Dataset entries on figures:
══════════

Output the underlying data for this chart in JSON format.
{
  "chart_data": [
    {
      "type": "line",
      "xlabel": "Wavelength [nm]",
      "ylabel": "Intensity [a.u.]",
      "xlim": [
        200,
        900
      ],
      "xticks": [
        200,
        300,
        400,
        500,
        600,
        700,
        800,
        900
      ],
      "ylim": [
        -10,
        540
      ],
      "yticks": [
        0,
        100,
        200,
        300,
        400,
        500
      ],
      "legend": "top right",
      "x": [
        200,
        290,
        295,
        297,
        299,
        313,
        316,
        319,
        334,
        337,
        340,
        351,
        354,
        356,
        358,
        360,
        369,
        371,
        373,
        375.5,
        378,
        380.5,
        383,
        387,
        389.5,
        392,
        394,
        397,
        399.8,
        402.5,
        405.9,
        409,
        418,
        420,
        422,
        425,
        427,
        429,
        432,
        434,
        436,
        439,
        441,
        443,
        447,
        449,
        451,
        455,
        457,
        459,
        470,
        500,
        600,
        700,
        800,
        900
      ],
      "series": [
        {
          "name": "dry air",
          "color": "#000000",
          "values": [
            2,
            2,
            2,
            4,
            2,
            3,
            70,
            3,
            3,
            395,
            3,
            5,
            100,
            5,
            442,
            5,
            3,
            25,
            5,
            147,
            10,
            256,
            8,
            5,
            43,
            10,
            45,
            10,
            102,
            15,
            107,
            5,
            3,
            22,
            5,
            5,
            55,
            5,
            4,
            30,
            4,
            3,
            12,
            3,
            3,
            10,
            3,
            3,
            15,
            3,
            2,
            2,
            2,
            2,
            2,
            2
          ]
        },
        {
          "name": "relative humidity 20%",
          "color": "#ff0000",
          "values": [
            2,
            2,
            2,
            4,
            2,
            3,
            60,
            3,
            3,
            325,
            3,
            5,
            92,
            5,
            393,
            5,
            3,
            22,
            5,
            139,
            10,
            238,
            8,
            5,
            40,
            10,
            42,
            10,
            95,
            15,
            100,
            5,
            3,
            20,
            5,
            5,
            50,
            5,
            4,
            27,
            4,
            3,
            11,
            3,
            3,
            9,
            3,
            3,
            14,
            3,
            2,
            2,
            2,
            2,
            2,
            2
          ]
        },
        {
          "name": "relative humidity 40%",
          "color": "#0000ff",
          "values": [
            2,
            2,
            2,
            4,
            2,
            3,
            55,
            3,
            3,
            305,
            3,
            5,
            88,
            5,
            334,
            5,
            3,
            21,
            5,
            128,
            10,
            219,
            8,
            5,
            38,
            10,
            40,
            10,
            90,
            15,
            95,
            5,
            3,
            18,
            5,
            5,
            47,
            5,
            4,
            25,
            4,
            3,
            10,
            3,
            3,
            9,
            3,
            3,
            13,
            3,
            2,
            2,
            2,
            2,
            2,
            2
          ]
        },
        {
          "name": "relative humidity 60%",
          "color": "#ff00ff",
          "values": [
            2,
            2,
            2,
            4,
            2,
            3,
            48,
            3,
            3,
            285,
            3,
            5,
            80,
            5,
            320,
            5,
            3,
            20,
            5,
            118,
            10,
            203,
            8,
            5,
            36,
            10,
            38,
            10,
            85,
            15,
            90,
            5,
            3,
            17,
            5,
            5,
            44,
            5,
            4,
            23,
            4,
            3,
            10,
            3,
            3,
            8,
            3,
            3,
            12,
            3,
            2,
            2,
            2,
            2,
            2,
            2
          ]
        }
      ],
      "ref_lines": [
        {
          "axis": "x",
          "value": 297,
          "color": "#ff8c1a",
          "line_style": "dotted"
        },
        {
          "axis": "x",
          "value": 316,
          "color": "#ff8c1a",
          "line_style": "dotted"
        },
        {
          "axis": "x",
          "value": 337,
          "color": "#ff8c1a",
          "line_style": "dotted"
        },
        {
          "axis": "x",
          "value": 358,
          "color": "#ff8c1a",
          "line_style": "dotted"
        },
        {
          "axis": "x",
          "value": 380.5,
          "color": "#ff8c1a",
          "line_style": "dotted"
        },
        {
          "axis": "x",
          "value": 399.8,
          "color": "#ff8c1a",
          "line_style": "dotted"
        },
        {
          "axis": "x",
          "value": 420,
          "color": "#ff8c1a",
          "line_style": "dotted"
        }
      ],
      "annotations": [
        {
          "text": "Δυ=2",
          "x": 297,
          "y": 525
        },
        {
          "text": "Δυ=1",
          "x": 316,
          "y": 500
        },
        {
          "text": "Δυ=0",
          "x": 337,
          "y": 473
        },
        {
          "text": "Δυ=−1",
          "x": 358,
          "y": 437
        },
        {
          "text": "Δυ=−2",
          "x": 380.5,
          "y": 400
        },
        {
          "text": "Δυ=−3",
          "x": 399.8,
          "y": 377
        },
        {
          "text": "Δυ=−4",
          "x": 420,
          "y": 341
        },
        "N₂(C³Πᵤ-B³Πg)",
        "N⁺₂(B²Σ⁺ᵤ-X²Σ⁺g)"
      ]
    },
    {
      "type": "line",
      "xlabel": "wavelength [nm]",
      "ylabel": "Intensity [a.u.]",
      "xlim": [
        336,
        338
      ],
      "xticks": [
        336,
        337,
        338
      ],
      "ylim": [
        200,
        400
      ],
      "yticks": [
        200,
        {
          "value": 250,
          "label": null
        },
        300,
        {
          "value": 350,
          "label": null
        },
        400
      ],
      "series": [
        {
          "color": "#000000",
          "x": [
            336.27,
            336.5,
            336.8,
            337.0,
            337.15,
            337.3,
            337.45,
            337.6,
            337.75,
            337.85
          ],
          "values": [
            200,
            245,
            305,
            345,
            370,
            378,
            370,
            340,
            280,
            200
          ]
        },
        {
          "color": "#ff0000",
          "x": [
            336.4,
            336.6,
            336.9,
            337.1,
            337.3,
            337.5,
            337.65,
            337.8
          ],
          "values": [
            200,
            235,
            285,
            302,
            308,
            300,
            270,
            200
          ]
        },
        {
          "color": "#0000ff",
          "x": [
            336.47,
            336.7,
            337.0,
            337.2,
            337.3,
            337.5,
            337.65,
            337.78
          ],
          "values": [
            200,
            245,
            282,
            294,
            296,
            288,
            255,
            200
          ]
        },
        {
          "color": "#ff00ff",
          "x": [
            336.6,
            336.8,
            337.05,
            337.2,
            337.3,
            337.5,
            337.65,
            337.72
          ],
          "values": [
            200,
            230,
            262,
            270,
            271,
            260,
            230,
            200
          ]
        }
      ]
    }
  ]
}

══════════

PROBLEM DESCRIPTION: Only lines holding the string "text" are wanted; gather each one from the entries above.

ANSWER TO THIS TASK:
          "text": "Δυ=2",
          "text": "Δυ=1",
          "text": "Δυ=0",
          "text": "Δυ=−1",
          "text": "Δυ=−2",
          "text": "Δυ=−3",
          "text": "Δυ=−4",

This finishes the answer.